### Given problem
Each entry below is to be given again word for word, with no pictures.

### Materials provided
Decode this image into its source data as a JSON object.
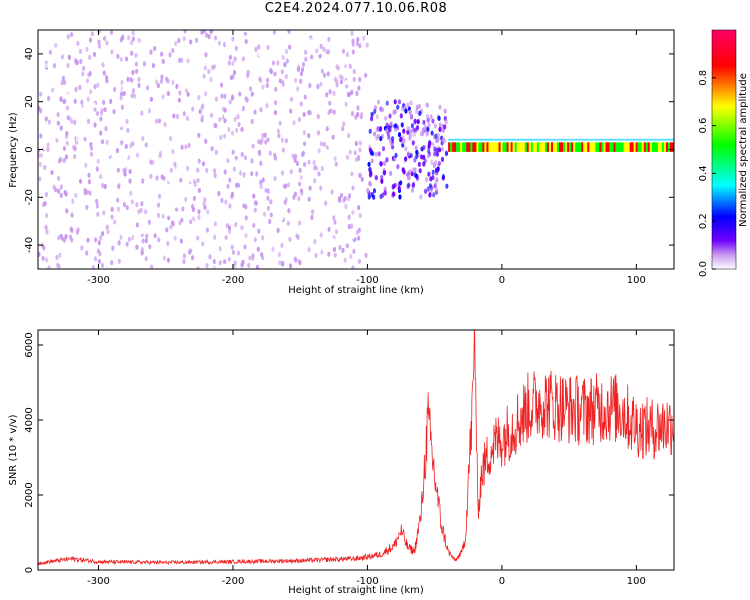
{
  "title": "C2E4.2024.077.10.06.R08",
  "chart_data": [
    {
      "type": "heatmap",
      "title": "C2E4.2024.077.10.06.R08",
      "xlabel": "Height of straight line (km)",
      "ylabel": "Frequency (Hz)",
      "xlim": [
        -345,
        128
      ],
      "ylim": [
        -50,
        50
      ],
      "xticks": [
        -300,
        -200,
        -100,
        0,
        100
      ],
      "yticks": [
        -40,
        -20,
        0,
        20,
        40
      ],
      "colorbar": {
        "label": "Normalized spectral amplitude",
        "range": [
          0.0,
          1.0
        ],
        "ticks": [
          0.0,
          0.2,
          0.4,
          0.6,
          0.8
        ],
        "colormap": [
          "#ffffff",
          "#c896f0",
          "#6e00ff",
          "#0000ff",
          "#00ffff",
          "#00ff00",
          "#ffff00",
          "#ff0000",
          "#ff0066"
        ]
      },
      "regions": [
        {
          "x_range": [
            -345,
            -100
          ],
          "freq_range": [
            -50,
            50
          ],
          "amplitude": 0.1
        },
        {
          "x_range": [
            -100,
            -40
          ],
          "freq_range": [
            -20,
            20
          ],
          "amplitude": 0.25
        },
        {
          "x_range": [
            -40,
            128
          ],
          "freq_center": 1,
          "amplitude": 0.85
        }
      ]
    },
    {
      "type": "line",
      "xlabel": "Height of straight line (km)",
      "ylabel": "SNR (10 * v/v)",
      "xlim": [
        -345,
        128
      ],
      "ylim": [
        0,
        6400
      ],
      "xticks": [
        -300,
        -200,
        -100,
        0,
        100
      ],
      "yticks": [
        0,
        2000,
        4000,
        6000
      ],
      "line_color": "#ee2222",
      "series": [
        {
          "x": [
            -345,
            -320,
            -300,
            -250,
            -200,
            -150,
            -110,
            -100,
            -90,
            -80,
            -75,
            -70,
            -65,
            -60,
            -55,
            -50,
            -45,
            -40,
            -35,
            -30,
            -27,
            -25,
            -22,
            -20,
            -18,
            -15,
            -10,
            -5,
            0,
            5,
            10,
            15,
            20,
            30,
            40,
            50,
            60,
            70,
            80,
            90,
            95,
            100,
            105,
            110,
            115,
            120,
            128
          ],
          "y": [
            180,
            300,
            220,
            200,
            220,
            250,
            300,
            350,
            420,
            650,
            1050,
            600,
            500,
            1500,
            4000,
            2500,
            1200,
            500,
            250,
            450,
            900,
            2400,
            4200,
            6300,
            1500,
            2600,
            3100,
            3400,
            3500,
            3700,
            3900,
            4100,
            4350,
            4500,
            4400,
            4300,
            4250,
            4300,
            4350,
            4250,
            4000,
            3850,
            3800,
            3750,
            3800,
            3850,
            3900
          ]
        }
      ]
    }
  ]
}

### Result for this task
Decode this image into its source data as a JSON object.
{
  "title": "C2E4.2024.077.10.06.R08",
  "chart_data": [
    {
      "type": "heatmap",
      "title": "C2E4.2024.077.10.06.R08",
      "xlabel": "Height of straight line (km)",
      "ylabel": "Frequency (Hz)",
      "xlim": [
        -345,
        128
      ],
      "ylim": [
        -50,
        50
      ],
      "xticks": [
        -300,
        -200,
        -100,
        0,
        100
      ],
      "yticks": [
        -40,
        -20,
        0,
        20,
        40
      ],
      "colorbar": {
        "label": "Normalized spectral amplitude",
        "range": [
          0.0,
          1.0
        ],
        "ticks": [
          0.0,
          0.2,
          0.4,
          0.6,
          0.8
        ],
        "colormap": [
          "#ffffff",
          "#c896f0",
          "#6e00ff",
          "#0000ff",
          "#00ffff",
          "#00ff00",
          "#ffff00",
          "#ff0000",
          "#ff0066"
        ]
      },
      "regions": [
        {
          "x_range": [
            -345,
            -100
          ],
          "freq_range": [
            -50,
            50
          ],
          "amplitude": 0.1
        },
        {
          "x_range": [
            -100,
            -40
          ],
          "freq_range": [
            -20,
            20
          ],
          "amplitude": 0.25
        },
        {
          "x_range": [
            -40,
            128
          ],
          "freq_center": 1,
          "amplitude": 0.85
        }
      ]
    },
    {
      "type": "line",
      "xlabel": "Height of straight line (km)",
      "ylabel": "SNR (10 * v/v)",
      "xlim": [
        -345,
        128
      ],
      "ylim": [
        0,
        6400
      ],
      "xticks": [
        -300,
        -200,
        -100,
        0,
        100
      ],
      "yticks": [
        0,
        2000,
        4000,
        6000
      ],
      "line_color": "#ee2222",
      "series": [
        {
          "x": [
            -345,
            -320,
            -300,
            -250,
            -200,
            -150,
            -110,
            -100,
            -90,
            -80,
            -75,
            -70,
            -65,
            -60,
            -55,
            -50,
            -45,
            -40,
            -35,
            -30,
            -27,
            -25,
            -22,
            -20,
            -18,
            -15,
            -10,
            -5,
            0,
            5,
            10,
            15,
            20,
            30,
            40,
            50,
            60,
            70,
            80,
            90,
            95,
            100,
            105,
            110,
            115,
            120,
            128
          ],
          "y": [
            180,
            300,
            220,
            200,
            220,
            250,
            300,
            350,
            420,
            650,
            1050,
            600,
            500,
            1500,
            4000,
            2500,
            1200,
            500,
            250,
            450,
            900,
            2400,
            4200,
            6300,
            1500,
            2600,
            3100,
            3400,
            3500,
            3700,
            3900,
            4100,
            4350,
            4500,
            4400,
            4300,
            4250,
            4300,
            4350,
            4250,
            4000,
            3850,
            3800,
            3750,
            3800,
            3850,
            3900
          ]
        }
      ]
    }
  ]
}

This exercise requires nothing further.